■ **Extracted records**:
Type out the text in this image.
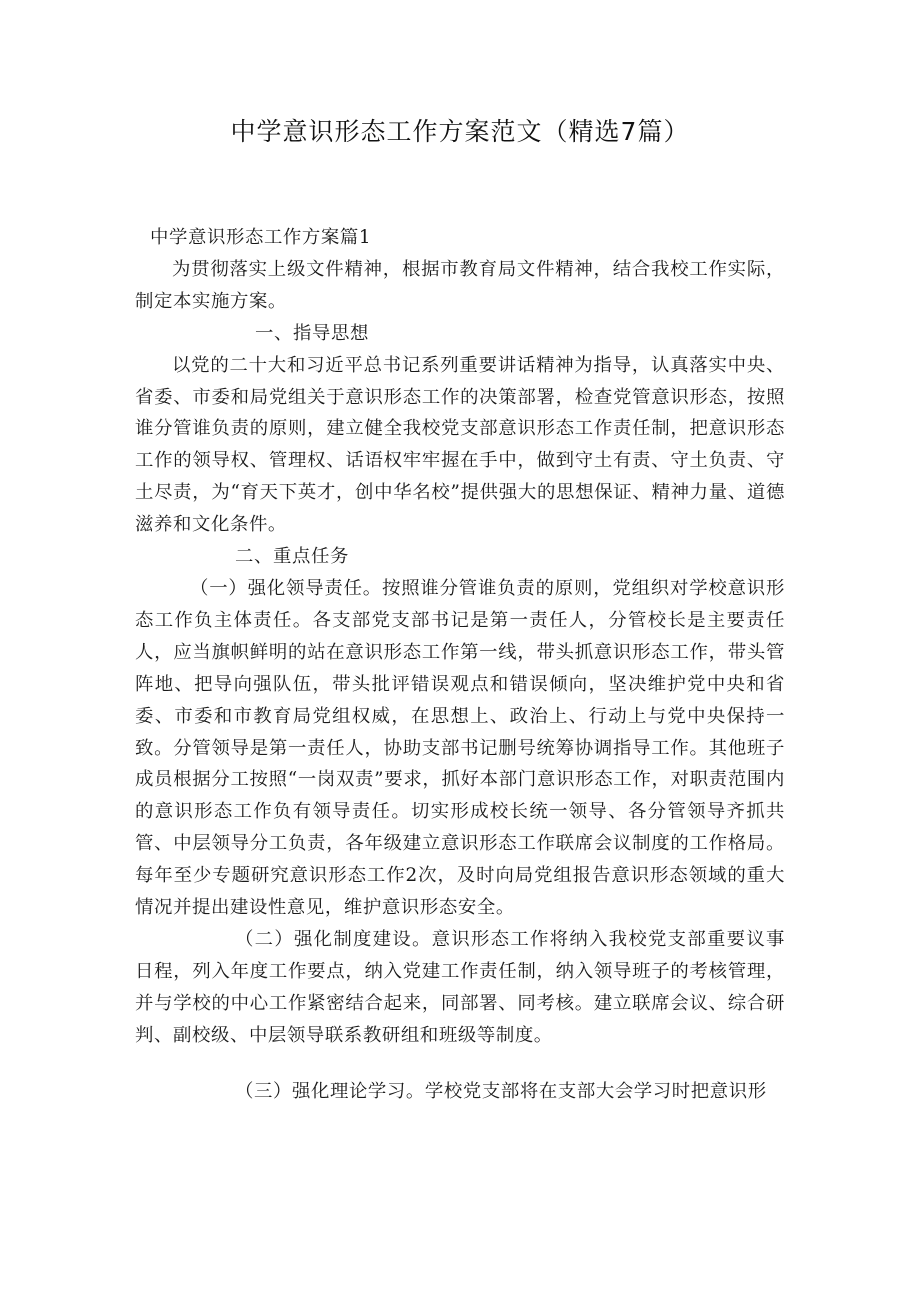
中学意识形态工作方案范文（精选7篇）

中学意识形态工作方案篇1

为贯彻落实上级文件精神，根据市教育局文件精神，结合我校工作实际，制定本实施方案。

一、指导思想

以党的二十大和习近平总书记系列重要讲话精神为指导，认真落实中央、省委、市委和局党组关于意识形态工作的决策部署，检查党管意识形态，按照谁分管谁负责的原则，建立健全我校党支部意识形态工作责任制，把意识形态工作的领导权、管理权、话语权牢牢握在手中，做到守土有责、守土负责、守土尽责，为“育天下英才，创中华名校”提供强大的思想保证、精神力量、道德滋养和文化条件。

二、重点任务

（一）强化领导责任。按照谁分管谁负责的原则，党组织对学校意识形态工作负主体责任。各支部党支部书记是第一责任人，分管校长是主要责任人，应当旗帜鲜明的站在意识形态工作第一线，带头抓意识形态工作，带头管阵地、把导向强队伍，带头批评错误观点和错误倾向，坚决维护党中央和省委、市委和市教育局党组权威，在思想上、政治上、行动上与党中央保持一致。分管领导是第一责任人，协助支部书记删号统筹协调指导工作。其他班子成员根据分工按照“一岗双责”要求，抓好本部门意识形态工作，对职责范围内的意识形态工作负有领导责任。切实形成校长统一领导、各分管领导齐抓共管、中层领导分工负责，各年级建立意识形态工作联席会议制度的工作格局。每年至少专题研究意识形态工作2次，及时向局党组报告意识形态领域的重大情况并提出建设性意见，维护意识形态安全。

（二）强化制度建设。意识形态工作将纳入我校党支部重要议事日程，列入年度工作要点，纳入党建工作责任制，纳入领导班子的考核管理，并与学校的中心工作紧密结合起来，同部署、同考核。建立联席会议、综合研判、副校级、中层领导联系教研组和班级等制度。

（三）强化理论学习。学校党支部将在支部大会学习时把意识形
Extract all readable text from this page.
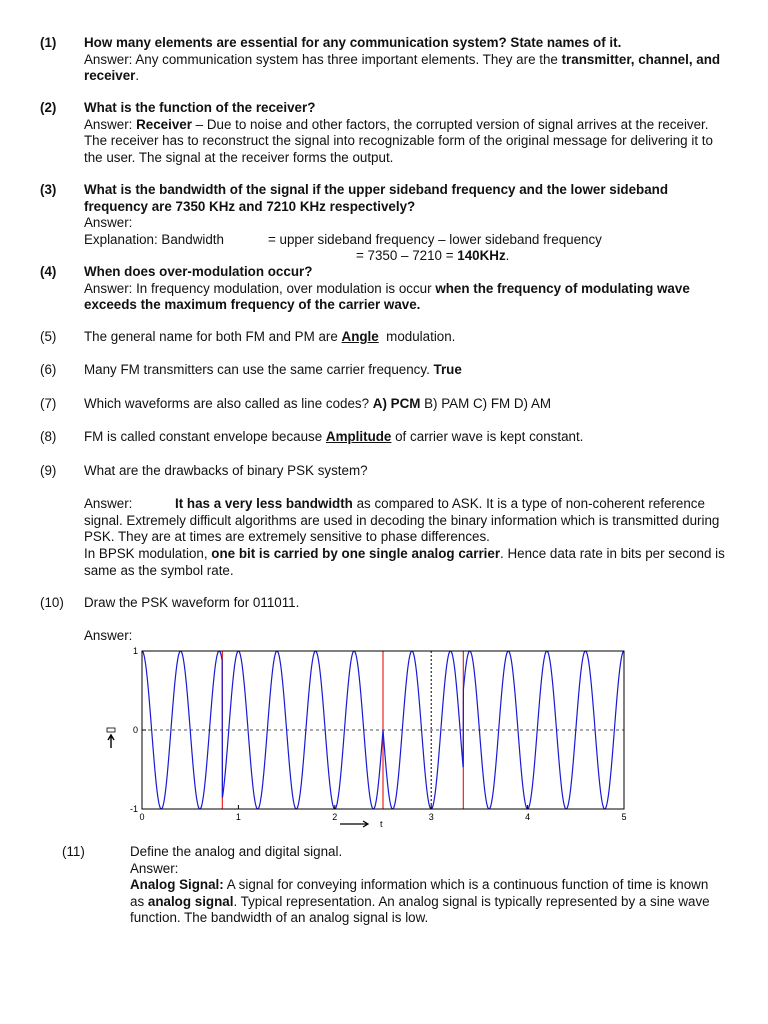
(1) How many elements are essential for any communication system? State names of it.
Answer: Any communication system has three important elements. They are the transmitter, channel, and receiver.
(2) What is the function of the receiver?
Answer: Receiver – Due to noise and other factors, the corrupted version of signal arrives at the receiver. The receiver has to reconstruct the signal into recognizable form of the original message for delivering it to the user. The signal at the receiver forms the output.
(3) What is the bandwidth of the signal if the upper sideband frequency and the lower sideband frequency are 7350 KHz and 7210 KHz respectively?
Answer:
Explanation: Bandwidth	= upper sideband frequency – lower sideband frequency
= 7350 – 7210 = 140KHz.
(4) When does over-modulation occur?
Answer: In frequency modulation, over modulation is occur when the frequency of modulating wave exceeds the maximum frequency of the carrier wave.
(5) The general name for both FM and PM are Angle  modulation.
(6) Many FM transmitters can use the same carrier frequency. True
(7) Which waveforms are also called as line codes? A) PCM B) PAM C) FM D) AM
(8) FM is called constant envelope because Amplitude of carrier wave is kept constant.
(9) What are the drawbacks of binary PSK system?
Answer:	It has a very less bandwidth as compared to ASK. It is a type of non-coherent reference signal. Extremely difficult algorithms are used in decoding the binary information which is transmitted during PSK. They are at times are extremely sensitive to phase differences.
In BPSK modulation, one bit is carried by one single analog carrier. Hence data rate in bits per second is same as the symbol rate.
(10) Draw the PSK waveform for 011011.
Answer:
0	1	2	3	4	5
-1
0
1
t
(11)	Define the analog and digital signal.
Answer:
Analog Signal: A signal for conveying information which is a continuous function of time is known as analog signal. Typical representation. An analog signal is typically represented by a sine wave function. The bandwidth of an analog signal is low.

■ **Aim of the task**:
Restate the data above exactly, stripping out each image.

■ **Output for this task**:
Type out the text in this image.
中学意识形态工作方案范文（精选7篇）

中学意识形态工作方案篇1

为贯彻落实上级文件精神，根据市教育局文件精神，结合我校工作实际，制定本实施方案。

一、指导思想

以党的二十大和习近平总书记系列重要讲话精神为指导，认真落实中央、省委、市委和局党组关于意识形态工作的决策部署，检查党管意识形态，按照谁分管谁负责的原则，建立健全我校党支部意识形态工作责任制，把意识形态工作的领导权、管理权、话语权牢牢握在手中，做到守土有责、守土负责、守土尽责，为“育天下英才，创中华名校”提供强大的思想保证、精神力量、道德滋养和文化条件。

二、重点任务

（一）强化领导责任。按照谁分管谁负责的原则，党组织对学校意识形态工作负主体责任。各支部党支部书记是第一责任人，分管校长是主要责任人，应当旗帜鲜明的站在意识形态工作第一线，带头抓意识形态工作，带头管阵地、把导向强队伍，带头批评错误观点和错误倾向，坚决维护党中央和省委、市委和市教育局党组权威，在思想上、政治上、行动上与党中央保持一致。分管领导是第一责任人，协助支部书记删号统筹协调指导工作。其他班子成员根据分工按照“一岗双责”要求，抓好本部门意识形态工作，对职责范围内的意识形态工作负有领导责任。切实形成校长统一领导、各分管领导齐抓共管、中层领导分工负责，各年级建立意识形态工作联席会议制度的工作格局。每年至少专题研究意识形态工作2次，及时向局党组报告意识形态领域的重大情况并提出建设性意见，维护意识形态安全。

（二）强化制度建设。意识形态工作将纳入我校党支部重要议事日程，列入年度工作要点，纳入党建工作责任制，纳入领导班子的考核管理，并与学校的中心工作紧密结合起来，同部署、同考核。建立联席会议、综合研判、副校级、中层领导联系教研组和班级等制度。

（三）强化理论学习。学校党支部将在支部大会学习时把意识形
Extract all readable text from this page.
(1) How many elements are essential for any communication system? State names of it.
Answer: Any communication system has three important elements. They are the transmitter, channel, and receiver.
(2) What is the function of the receiver?
Answer: Receiver – Due to noise and other factors, the corrupted version of signal arrives at the receiver. The receiver has to reconstruct the signal into recognizable form of the original message for delivering it to the user. The signal at the receiver forms the output.
(3) What is the bandwidth of the signal if the upper sideband frequency and the lower sideband frequency are 7350 KHz and 7210 KHz respectively?
Answer:
Explanation: Bandwidth	= upper sideband frequency – lower sideband frequency
= 7350 – 7210 = 140KHz.
(4) When does over-modulation occur?
Answer: In frequency modulation, over modulation is occur when the frequency of modulating wave exceeds the maximum frequency of the carrier wave.
(5) The general name for both FM and PM are Angle  modulation.
(6) Many FM transmitters can use the same carrier frequency. True
(7) Which waveforms are also called as line codes? A) PCM B) PAM C) FM D) AM
(8) FM is called constant envelope because Amplitude of carrier wave is kept constant.
(9) What are the drawbacks of binary PSK system?
Answer:	It has a very less bandwidth as compared to ASK. It is a type of non-coherent reference signal. Extremely difficult algorithms are used in decoding the binary information which is transmitted during PSK. They are at times are extremely sensitive to phase differences.
In BPSK modulation, one bit is carried by one single analog carrier. Hence data rate in bits per second is same as the symbol rate.
(10) Draw the PSK waveform for 011011.
Answer:
0	1	2	3	4	5
-1
0
1
t
(11)	Define the analog and digital signal.
Answer:
Analog Signal: A signal for conveying information which is a continuous function of time is known as analog signal. Typical representation. An analog signal is typically represented by a sine wave function. The bandwidth of an analog signal is low.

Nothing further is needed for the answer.